◆ Information supplied

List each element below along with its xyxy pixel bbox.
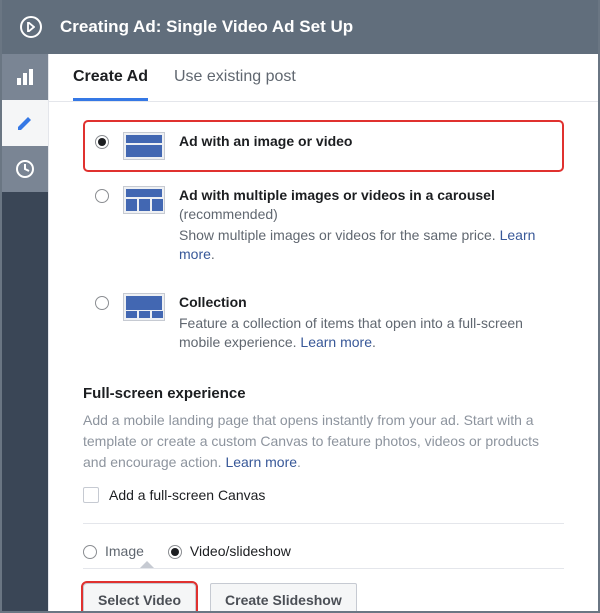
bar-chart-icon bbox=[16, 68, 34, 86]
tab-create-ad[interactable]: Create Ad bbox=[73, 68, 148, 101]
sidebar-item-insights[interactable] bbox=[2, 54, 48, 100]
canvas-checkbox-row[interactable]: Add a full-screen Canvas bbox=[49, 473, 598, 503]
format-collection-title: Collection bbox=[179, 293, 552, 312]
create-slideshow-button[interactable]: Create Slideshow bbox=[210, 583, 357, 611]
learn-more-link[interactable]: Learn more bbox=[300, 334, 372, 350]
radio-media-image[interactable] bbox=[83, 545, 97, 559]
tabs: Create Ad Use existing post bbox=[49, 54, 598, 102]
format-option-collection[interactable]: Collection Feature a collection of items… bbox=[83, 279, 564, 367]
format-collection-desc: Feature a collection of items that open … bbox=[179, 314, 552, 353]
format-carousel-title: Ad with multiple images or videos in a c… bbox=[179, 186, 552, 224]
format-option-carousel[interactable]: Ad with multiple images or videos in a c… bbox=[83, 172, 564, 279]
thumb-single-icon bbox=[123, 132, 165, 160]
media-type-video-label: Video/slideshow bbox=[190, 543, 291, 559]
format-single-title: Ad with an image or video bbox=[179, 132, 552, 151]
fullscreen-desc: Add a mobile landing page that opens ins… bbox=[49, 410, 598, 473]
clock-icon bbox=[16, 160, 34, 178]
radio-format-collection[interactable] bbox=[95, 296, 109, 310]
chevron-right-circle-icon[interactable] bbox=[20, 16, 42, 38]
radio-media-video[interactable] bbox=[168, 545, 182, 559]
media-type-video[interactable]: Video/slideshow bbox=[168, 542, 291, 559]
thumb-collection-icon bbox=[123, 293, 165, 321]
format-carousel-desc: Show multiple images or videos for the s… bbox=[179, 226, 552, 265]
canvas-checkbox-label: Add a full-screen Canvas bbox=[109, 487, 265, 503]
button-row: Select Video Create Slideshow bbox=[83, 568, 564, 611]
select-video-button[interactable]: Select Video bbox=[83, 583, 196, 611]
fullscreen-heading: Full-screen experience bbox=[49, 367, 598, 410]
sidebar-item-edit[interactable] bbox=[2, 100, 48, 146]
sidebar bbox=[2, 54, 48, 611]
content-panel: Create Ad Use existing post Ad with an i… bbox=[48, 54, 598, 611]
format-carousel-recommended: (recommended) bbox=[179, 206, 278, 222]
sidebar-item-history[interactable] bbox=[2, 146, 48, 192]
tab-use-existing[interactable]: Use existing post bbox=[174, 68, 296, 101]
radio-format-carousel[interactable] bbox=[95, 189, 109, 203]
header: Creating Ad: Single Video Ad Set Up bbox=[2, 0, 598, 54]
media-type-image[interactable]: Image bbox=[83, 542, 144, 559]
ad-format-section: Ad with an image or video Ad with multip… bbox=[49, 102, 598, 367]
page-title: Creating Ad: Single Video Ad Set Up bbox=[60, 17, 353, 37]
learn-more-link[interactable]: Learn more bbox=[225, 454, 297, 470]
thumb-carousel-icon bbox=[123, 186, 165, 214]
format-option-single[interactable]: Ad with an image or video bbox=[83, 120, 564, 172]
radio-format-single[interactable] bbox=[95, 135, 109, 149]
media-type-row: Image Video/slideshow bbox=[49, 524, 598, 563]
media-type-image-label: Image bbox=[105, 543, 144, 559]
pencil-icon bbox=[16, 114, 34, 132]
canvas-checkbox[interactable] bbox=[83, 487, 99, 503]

==

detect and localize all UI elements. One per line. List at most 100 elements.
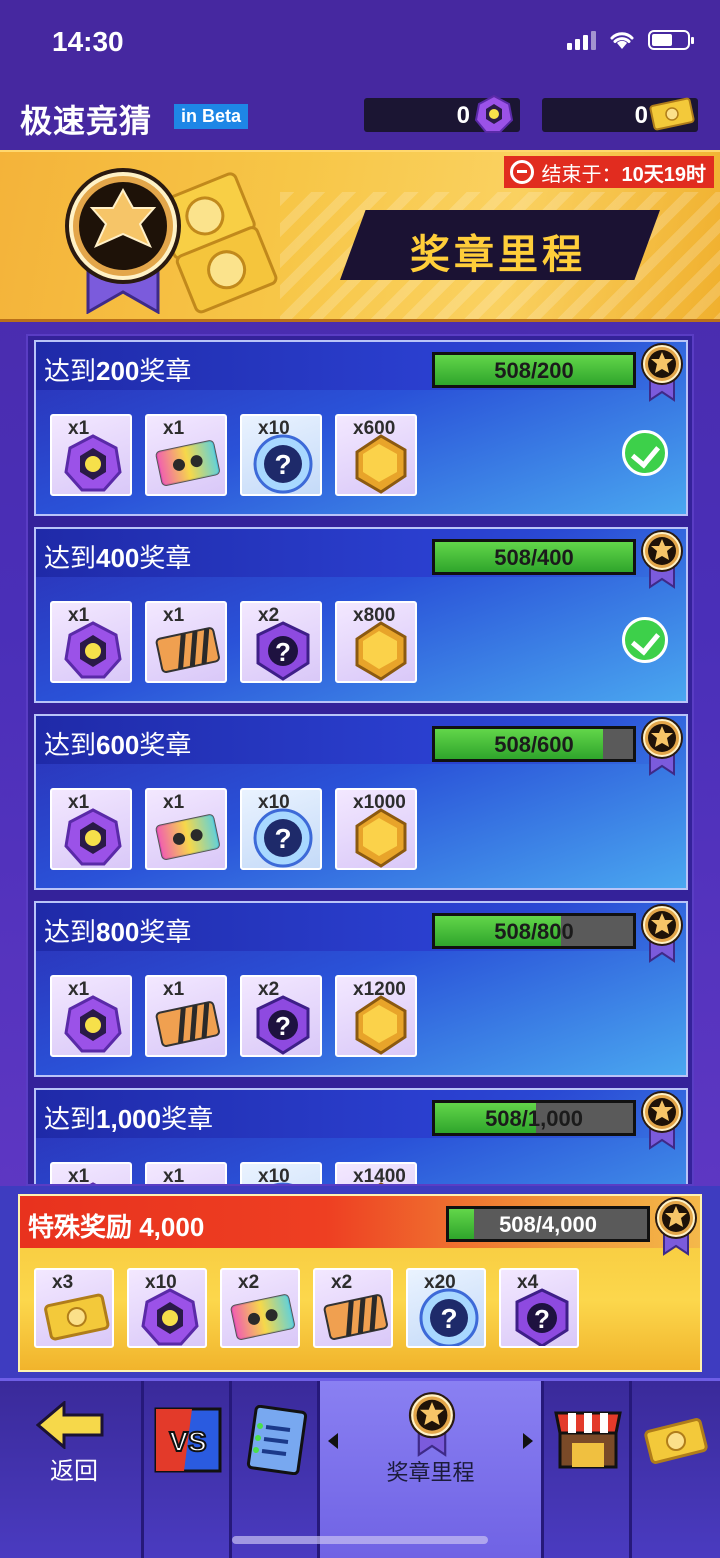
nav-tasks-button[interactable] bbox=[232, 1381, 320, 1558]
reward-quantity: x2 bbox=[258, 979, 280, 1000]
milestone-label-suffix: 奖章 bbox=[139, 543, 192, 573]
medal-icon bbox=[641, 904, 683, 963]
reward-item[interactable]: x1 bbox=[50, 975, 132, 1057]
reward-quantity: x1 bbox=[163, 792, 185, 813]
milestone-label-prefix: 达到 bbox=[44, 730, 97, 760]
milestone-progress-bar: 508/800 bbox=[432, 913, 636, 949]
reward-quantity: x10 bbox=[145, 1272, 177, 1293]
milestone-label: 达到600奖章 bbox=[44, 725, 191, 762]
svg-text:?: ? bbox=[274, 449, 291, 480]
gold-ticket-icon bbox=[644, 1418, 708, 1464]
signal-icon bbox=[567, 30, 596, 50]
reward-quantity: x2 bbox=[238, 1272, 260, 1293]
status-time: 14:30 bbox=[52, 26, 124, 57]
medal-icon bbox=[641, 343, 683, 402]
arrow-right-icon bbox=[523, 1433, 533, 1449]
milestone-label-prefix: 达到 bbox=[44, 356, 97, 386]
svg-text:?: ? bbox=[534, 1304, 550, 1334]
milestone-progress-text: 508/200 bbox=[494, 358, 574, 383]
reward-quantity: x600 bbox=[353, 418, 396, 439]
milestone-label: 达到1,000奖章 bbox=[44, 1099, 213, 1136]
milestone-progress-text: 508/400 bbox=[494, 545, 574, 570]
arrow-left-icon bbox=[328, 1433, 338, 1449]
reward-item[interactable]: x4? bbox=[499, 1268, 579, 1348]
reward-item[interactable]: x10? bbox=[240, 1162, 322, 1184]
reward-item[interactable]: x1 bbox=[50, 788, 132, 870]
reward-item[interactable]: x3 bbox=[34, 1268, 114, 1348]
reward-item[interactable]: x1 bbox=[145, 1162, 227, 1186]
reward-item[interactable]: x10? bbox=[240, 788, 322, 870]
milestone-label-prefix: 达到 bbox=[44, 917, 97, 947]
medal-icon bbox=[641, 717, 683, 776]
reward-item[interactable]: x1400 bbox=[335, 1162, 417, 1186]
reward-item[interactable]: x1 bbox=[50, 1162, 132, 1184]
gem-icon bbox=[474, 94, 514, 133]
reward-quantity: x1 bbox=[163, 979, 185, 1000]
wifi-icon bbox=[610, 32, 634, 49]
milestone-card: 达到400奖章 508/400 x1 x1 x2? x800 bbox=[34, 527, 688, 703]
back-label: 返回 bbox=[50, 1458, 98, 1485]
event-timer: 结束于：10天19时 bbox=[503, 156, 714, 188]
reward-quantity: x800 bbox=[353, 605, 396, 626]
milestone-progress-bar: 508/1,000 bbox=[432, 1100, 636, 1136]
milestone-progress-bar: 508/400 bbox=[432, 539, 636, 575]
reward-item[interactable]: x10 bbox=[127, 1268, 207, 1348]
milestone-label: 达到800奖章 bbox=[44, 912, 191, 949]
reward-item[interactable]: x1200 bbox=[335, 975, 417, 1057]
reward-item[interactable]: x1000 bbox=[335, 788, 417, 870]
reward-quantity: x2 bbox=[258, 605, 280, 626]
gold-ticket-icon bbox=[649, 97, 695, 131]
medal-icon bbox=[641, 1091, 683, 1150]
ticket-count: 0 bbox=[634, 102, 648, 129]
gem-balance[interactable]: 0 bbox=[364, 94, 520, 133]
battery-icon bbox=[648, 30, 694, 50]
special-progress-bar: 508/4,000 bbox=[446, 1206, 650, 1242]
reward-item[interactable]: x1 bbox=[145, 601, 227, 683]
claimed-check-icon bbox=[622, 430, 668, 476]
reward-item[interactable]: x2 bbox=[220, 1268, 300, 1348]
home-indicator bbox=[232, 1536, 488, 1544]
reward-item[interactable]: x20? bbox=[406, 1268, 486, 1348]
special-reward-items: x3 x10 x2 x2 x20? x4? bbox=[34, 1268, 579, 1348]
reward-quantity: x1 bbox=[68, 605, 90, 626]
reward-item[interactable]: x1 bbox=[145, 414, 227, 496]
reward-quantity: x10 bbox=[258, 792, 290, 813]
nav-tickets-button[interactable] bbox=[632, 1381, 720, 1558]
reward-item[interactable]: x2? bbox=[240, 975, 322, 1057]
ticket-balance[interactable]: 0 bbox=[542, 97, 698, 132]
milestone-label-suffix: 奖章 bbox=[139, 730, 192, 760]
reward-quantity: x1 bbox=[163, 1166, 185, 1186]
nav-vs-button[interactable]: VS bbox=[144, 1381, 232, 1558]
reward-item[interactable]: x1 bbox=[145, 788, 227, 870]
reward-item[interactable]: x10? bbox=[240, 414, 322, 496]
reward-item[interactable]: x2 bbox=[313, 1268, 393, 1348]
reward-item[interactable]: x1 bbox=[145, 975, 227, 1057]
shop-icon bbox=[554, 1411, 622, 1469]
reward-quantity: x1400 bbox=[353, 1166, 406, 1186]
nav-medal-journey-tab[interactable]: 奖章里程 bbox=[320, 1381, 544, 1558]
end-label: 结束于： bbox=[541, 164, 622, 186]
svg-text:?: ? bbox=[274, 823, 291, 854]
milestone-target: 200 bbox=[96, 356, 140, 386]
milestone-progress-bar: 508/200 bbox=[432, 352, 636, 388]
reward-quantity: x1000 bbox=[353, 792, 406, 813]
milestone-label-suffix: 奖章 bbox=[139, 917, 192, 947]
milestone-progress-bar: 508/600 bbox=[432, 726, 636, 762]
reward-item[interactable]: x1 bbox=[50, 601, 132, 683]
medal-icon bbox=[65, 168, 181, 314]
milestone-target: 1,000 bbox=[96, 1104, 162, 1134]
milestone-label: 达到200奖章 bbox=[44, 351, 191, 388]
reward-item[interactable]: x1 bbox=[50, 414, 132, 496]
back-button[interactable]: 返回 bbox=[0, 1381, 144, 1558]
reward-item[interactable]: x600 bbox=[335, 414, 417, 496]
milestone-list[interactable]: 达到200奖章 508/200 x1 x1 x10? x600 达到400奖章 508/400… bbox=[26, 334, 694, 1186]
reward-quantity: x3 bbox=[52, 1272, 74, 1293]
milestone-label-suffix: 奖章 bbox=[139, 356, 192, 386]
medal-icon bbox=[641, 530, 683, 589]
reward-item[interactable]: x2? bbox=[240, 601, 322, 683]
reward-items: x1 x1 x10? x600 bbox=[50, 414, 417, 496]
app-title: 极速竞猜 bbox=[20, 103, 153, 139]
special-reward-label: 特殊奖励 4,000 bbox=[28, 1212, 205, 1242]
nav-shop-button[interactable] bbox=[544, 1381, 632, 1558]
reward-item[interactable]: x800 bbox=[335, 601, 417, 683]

◆ Exercise objective
Express the part of the rows above that opens with the line containing "nav-tasks-button[interactable] bbox=[232, 1381, 320, 1558]" and closes with the line containing "milestone-progress-text: 508/400 bbox=[494, 545, 574, 570]" as a Markdown table. Use the columns No. and Line, number each line, and leave out blank lines.

◆ Worked solution
| No. | Line |
|---|---|
| 1 | nav-tasks-button[interactable] bbox=[232, 1381, 320, 1558] |
| 2 | reward-quantity: x2 bbox=[258, 979, 280, 1000] |
| 3 | milestone-label-suffix: 奖章 bbox=[139, 543, 192, 573] |
| 4 | medal-icon bbox=[641, 904, 683, 963] |
| 5 | reward-item[interactable]: x1 bbox=[50, 975, 132, 1057] |
| 6 | reward-quantity: x1 bbox=[163, 792, 185, 813] |
| 7 | milestone-label-prefix: 达到 bbox=[44, 730, 97, 760] |
| 8 | milestone-progress-bar: 508/800 bbox=[432, 913, 636, 949] |
| 9 | reward-quantity: x10 bbox=[145, 1272, 177, 1293] |
| 10 | milestone-label: 达到600奖章 bbox=[44, 725, 191, 762] |
| 11 | svg-text:?: ? bbox=[274, 449, 291, 480] |
| 12 | gold-ticket-icon bbox=[644, 1418, 708, 1464] |
| 13 | signal-icon bbox=[567, 30, 596, 50] |
| 14 | reward-quantity: x2 bbox=[238, 1272, 260, 1293] |
| 15 | status-time: 14:30 bbox=[52, 26, 124, 57] |
| 16 | medal-icon bbox=[641, 343, 683, 402] |
| 17 | arrow-right-icon bbox=[523, 1433, 533, 1449] |
| 18 | milestone-label-prefix: 达到 bbox=[44, 356, 97, 386] |
| 19 | svg-text:?: ? bbox=[534, 1304, 550, 1334] |
| 20 | milestone-progress-text: 508/200 bbox=[494, 358, 574, 383] |
| 21 | reward-quantity: x600 bbox=[353, 418, 396, 439] |
| 22 | milestone-label: 达到1,000奖章 bbox=[44, 1099, 213, 1136] |
| 23 | milestone-progress-text: 508/400 bbox=[494, 545, 574, 570] |